GOAL OF THE EXERCISE: Reproduce word for word the part of the ServiceNow quarterly results article below that runs from "ServiceNow President and" to "with a customer.".

GIVEN PASSAGE:
ServiceNow Inc. delivered its fourth quarter financial results today, beating expectations on earnings and revenue as it closed on a significant number of large transactions. The company also promoted a number of its senior executives as its stock gained almost 10% in extended trading.

ServiceNow reported earnings before certain costs such as stock compensation of $1.49 per share on revenue of $1.629 billion in the quarter, up 30% from a year ago. That was better than expected, with Wall Street modeling earnings of just $1.43 per share on sales of $1.6 billion.

During the quarter, the company said it closed on 135 transactions with over $1 million in net new annual contract value, up 52% from a year ago. ServiceNow said it now counts 1,359 customers with over $1 million in ACV, up 25% from the same period last year.

ServiceNow President and Chief Executive Bill McDermott (pictured) said the company “beat the high end of expectations” with its fourth quarter results, adding that customer demand is “stronger than ever”.

“Our unique culture has made us one of the best places to work,” McDermott added. “We are growing like a fast-moving startup with the profitability of a global market leader.”

ServiceNow’s growth was evident in its subscription revenue too, which rose 29% from a year ago to $1.523 billion. Further, it reported remaining performance obligations of $5.7 billion in the quarter, up 29%. RPO represents the total future performance obligations arising from the company’s contractual relationships. More specifically, it is the sum of the invoiced amount and the future amounts not yet invoiced for a contract with a customer.

ServiceNow sells software that’s used by enterprise’s information technology departments to track and manage the services they provide. Its platform also provides administrative and workflow management tools, and in more recent times it has expanded from that core business to provide human resources, customer service management and IT security tools.

The company has been so successful that it’s credited with helping to popularize workflow as a concept. It is hugely ambitious too, aiming to do more than $15 billion in annual revenue by 2026.

ServiceNow’s chief financial officer Gina Mastantuono said today the company remains on track to hit that target.

“The company is firing on all cylinders and we enter 2022 with tremendous momentum,” she said. “We expect constant currency subscription revenue growth to accelerate year-over-year in Q1, setting us up for another strong year and putting us well on our way to becoming a $15 billion plus revenue company.”

It still has some way to go though. For the full 2021 fiscal year, ServiceNow reported revenue of $5.831 billion, up 28% from the previous year.

Still, McDermott told MarketWatch in an interview he had reason to be confident in ServiceNow’s future growth prospects.

“In this macro environment of a Great Resignation, supply-chain disruption and inflation, digital technologies are a growth-stimulating deflationary force,” he said. “These results show that ServiceNow’s business model is set to flourish in any economic environment.”

In its executive reshuffle, ServiceNow said it’s promoting Chief Product and Engineering Officer Chirantan “CJ” Desai to become its new chief operating officer. As COO, Desai’s expanded responsibilities will include industry and solution sales, with the goal of accelerating customer adoption of the company’s suite of products.

Elsewhere, the company said its chief revenue officer Kevin Haverty has been promoted to a new strategic role as senior advisor to McDermott. Meanwhile, ServiceNow’s president of Europe, Middle East and Africa, Paul Smith, was appointed as its new chief commercial officer. Finally, ServiceNow said it will hire former Salesforce.com Inc. and Coca-Cola Co. executive Ulrik Nehammer as its new president of EMEA.

For the next quarter, ServiceNow said it’s forecast subscription revenue of between $1.61 billion and $1.615 billion. The midpoint of that forecast is ahead of Wall Street’s projection of $1.62 billion in subscription revenue.

DATA SECTION:
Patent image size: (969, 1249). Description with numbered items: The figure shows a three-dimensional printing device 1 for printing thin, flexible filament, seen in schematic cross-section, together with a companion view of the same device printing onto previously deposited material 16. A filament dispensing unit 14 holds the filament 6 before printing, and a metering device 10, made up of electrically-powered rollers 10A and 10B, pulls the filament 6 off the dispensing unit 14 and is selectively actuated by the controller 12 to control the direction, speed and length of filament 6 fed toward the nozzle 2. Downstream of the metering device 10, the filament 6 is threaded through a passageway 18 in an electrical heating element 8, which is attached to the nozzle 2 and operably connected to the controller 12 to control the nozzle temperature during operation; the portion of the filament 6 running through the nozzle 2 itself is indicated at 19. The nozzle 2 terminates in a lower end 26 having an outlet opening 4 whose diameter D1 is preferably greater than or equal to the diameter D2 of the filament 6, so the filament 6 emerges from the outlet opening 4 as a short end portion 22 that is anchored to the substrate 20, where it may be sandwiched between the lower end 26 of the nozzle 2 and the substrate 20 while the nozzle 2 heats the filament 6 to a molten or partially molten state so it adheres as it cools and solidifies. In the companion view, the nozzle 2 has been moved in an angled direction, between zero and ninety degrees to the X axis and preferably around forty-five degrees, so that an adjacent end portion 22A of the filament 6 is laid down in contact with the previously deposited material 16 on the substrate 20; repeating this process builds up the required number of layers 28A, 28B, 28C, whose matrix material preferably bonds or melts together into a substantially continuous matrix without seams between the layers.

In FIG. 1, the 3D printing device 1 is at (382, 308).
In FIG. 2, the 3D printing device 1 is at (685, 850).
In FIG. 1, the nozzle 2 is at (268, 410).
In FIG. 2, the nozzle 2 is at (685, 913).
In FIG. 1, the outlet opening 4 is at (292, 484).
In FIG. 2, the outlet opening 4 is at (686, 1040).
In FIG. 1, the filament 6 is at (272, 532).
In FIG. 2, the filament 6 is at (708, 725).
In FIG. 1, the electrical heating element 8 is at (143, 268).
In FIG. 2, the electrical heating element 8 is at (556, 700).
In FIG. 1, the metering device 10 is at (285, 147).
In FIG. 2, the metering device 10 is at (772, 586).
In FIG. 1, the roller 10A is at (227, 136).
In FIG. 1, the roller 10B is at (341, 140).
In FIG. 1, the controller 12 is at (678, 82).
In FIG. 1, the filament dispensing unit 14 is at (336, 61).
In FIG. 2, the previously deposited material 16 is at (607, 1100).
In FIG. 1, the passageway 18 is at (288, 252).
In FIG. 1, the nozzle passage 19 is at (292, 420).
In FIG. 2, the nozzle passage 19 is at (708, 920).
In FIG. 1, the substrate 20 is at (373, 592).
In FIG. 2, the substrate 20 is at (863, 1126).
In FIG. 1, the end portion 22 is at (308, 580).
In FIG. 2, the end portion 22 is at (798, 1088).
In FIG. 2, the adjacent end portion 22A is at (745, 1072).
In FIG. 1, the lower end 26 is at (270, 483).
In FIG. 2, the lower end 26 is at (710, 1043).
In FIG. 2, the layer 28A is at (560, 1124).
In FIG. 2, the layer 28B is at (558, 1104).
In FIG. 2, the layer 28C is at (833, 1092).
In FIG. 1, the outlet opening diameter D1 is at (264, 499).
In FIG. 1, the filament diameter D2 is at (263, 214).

ANSWER:
ServiceNow President and Chief Executive Bill McDermott (pictured) said the company “beat the high end of expectations” with its fourth quarter results, adding that customer demand is “stronger than ever”.

“Our unique culture has made us one of the best places to work,” McDermott added. “We are growing like a fast-moving startup with the profitability of a global market leader.”

ServiceNow’s growth was evident in its subscription revenue too, which rose 29% from a year ago to $1.523 billion. Further, it reported remaining performance obligations of $5.7 billion in the quarter, up 29%. RPO represents the total future performance obligations arising from the company’s contractual relationships. More specifically, it is the sum of the invoiced amount and the future amounts not yet invoiced for a contract with a customer.